### Texto del documento:
========================================================================
Son las seis y veintidós de la mañana. Me desperté por segunda vez en la noche, como tantas veces, inmerso en sueños implacables, continuos, intensos, vorágines de imágenes y argumentos que jamás se detienen y que hacen que dormir sea para mí una inmersión en estados que tienen efectos perturbadores. Se suceden escenas vertiginosas y delirantes a las que debo recurrir porque no tengo otra alternativa y que, con todo, son un consuelo a la también imparable sucesión de pensamientos que me asaltan en el estado de vigilia y que no paran de darme una consciencia demasiado plena de lo que estoy pensando, sintiendo, viviendo. No paran casi ni un solo instante.
Ayer, por ejemplo, fui a nadar cuando se ponía el sol. Era un día de viento como veo que es hoy. Antes había estado en la casa, descansando en teoría, pero en verdad atento a mi escritura, a mis dibujos; siempre un tipo de atención demasiado proclive a caer en un estado de “pensamiento”, que por lo visto es continuo, fácil de desplegar e imposible de parar. Todo eso lo pensé una vez que salí del agua y me puse a mirar las olas, que en pocos instantes, porque subió la marea, comenzaron a ser más grandes.
Recién entonces las pude escuchar porque, todo ese tiempo, había estado tan absorto en mis pensamientos que no había reparado en ellas. Sentado con las piernas cruzadas al modo indio, quería adquirir la paz que vi en ese actor japonés en una escena que transcurría una tarde de sol apacible. Él estaba sentado como yo en un claro del bosque. Al parecer, atento al paisaje y sobre todo con una sensación de mucha paz y por lo tanto de seguridad. Pero nada de eso vino a mí. Apenas la posibilidad de fijar mi vista en el horizonte. El espacio de mar abierto que se ve en esa bahía tan cerrada en la que apenas queda un lugar para ver lo inmenso.
Cómo quisiera ahora mismo, mientras cantan los gallos en alguna parte, llegar a ese punto en donde los pensamientos por fin callan, ni hay más ideas, y lo mejor: tampoco se siente —tal como lo siento de un modo continuo, clínico, soberbio— al cuerpo. Ese elemento que al fin y al cabo está atado al cerebro y no deja de responderle un solo instante.
========================================================================
### Enunciado:
Traduce al inglés esta oración del texto del documento: «Ayer, por ejemplo, fui a nadar cuando se ponía el sol.» El material no guarda relación con el texto del documento.
========================================================================
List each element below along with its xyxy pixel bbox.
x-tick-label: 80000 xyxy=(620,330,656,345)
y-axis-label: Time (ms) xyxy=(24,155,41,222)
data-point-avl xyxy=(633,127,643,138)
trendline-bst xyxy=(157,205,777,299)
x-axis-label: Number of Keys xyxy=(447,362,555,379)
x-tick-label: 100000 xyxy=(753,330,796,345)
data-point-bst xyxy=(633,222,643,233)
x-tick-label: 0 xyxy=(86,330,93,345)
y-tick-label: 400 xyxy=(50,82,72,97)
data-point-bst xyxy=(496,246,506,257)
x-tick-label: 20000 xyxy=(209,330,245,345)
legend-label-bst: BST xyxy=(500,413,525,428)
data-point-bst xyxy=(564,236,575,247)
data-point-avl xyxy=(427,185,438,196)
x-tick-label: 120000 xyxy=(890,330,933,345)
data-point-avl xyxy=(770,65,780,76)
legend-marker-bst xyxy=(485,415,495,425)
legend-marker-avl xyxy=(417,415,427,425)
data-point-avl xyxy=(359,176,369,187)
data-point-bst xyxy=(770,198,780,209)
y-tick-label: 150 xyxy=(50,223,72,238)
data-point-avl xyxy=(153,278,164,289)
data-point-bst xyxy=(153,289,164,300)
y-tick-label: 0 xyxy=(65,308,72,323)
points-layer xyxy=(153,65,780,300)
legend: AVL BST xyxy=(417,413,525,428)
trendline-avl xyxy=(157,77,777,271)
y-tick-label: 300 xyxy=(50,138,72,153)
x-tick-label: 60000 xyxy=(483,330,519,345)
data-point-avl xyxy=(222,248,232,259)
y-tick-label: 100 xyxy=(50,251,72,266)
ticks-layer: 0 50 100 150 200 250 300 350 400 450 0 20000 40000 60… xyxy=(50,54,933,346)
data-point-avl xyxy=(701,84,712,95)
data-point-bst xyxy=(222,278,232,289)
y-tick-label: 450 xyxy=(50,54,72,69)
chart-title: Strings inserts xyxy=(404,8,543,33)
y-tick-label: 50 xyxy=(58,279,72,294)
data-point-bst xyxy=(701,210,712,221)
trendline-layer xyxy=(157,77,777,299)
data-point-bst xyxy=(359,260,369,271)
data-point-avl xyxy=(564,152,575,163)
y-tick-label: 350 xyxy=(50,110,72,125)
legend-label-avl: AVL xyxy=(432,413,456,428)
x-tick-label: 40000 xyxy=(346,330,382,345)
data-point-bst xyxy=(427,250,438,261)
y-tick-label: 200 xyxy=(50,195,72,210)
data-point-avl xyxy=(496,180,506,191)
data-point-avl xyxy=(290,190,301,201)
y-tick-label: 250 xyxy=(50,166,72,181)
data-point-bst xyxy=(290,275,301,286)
========================================================================
### Solución:
Yesterday, for example, I went swimming as the sun was setting.